▶ **GOAL**: Go through the lines below. Copy those with "потребления".

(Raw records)
•••••

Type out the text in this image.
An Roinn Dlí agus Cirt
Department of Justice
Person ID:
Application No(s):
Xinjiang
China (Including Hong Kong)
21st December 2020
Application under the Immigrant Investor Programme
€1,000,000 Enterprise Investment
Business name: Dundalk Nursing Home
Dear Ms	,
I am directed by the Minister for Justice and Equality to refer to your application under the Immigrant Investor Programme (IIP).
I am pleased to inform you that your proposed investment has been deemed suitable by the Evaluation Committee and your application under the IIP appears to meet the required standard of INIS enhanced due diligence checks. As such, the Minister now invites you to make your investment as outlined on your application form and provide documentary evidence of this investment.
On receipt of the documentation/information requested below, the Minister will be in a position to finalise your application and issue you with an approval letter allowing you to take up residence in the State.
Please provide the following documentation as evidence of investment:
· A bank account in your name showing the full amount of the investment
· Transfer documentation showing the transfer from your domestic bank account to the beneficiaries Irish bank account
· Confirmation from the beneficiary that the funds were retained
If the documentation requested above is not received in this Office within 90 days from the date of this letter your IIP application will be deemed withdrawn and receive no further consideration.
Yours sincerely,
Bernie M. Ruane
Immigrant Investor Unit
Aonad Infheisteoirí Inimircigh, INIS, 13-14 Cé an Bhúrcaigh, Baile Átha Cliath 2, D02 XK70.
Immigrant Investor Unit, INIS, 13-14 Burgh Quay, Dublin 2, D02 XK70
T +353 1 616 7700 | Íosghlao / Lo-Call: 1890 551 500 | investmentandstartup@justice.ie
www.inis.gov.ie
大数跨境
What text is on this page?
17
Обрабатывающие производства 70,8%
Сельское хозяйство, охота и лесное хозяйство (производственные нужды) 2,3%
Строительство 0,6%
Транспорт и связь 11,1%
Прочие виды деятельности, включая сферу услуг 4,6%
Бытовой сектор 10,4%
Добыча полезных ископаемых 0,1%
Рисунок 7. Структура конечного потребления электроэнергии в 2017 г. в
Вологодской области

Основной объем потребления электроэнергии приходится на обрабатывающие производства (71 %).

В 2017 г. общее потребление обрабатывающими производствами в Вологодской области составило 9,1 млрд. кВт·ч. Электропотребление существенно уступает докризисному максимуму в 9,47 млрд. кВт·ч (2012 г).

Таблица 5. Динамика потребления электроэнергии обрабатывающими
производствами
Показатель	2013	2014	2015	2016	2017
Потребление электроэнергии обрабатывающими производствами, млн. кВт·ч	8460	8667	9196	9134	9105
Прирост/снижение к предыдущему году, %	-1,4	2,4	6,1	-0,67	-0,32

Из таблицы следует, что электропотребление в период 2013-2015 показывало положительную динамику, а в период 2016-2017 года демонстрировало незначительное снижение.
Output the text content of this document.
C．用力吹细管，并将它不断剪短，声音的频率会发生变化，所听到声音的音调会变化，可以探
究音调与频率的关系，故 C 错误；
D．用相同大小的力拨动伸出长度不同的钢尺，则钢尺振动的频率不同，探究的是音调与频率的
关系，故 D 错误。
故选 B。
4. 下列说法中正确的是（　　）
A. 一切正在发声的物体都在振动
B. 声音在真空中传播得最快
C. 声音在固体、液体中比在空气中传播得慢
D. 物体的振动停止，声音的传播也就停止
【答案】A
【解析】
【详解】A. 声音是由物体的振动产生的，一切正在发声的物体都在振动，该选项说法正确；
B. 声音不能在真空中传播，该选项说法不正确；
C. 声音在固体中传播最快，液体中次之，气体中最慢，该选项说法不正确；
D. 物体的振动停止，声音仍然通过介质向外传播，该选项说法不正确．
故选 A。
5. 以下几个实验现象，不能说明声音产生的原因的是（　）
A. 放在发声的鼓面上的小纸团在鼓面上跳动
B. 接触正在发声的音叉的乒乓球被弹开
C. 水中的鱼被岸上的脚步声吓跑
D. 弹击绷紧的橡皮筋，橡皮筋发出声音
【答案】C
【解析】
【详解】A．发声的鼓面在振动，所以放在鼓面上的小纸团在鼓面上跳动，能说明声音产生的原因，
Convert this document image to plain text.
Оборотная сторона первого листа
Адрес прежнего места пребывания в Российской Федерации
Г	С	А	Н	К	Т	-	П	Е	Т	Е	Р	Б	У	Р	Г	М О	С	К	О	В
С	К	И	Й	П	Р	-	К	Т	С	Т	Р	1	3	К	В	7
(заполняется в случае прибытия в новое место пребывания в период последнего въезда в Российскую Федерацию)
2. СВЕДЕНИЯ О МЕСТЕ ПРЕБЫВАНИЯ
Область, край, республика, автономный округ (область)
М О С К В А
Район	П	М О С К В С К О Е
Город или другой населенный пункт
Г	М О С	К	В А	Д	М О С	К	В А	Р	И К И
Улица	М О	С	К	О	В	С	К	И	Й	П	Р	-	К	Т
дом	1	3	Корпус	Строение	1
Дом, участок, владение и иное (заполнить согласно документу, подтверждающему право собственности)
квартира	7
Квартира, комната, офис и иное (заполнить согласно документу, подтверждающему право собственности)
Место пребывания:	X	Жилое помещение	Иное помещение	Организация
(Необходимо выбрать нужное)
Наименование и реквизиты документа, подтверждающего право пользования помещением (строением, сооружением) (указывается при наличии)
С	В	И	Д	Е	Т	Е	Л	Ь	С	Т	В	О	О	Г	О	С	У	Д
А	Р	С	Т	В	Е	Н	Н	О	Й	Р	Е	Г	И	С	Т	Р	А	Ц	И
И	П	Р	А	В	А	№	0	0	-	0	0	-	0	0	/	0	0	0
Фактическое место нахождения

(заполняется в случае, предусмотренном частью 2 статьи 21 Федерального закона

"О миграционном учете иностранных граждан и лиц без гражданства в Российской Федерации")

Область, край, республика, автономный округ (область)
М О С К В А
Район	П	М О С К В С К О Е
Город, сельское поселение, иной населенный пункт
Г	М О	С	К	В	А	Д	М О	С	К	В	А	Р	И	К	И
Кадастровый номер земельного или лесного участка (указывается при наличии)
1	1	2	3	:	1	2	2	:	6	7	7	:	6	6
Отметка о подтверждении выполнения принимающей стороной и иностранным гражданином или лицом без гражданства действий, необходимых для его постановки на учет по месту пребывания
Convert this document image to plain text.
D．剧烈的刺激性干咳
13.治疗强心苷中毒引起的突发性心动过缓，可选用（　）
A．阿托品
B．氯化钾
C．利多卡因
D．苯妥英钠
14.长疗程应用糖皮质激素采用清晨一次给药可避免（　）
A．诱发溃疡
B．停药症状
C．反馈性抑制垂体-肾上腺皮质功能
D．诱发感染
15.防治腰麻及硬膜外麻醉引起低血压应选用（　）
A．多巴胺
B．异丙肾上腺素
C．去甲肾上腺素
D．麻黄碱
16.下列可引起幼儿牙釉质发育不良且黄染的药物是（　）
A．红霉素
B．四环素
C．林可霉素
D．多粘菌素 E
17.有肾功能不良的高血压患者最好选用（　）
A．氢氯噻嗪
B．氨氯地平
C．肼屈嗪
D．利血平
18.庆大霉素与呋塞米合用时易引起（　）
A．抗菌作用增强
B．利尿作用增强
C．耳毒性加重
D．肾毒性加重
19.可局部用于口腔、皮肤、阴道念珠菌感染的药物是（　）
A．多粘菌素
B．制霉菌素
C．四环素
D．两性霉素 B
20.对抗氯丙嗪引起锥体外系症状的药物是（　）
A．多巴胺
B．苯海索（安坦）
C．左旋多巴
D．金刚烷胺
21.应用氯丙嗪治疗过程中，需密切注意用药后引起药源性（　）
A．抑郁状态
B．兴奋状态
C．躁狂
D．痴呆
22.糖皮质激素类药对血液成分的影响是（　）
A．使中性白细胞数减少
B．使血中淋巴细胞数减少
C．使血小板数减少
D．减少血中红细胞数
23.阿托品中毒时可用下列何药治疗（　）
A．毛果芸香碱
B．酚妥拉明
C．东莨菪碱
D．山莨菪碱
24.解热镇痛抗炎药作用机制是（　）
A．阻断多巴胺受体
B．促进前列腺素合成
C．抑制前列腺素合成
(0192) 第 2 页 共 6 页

•••••

▶ **OUTPUT OF THE EXERCISE**:
Рисунок 7. Структура конечного потребления электроэнергии в 2017 г. в
Основной объем потребления электроэнергии приходится на обрабатывающие производства (71 %).
Таблица 5. Динамика потребления электроэнергии обрабатывающими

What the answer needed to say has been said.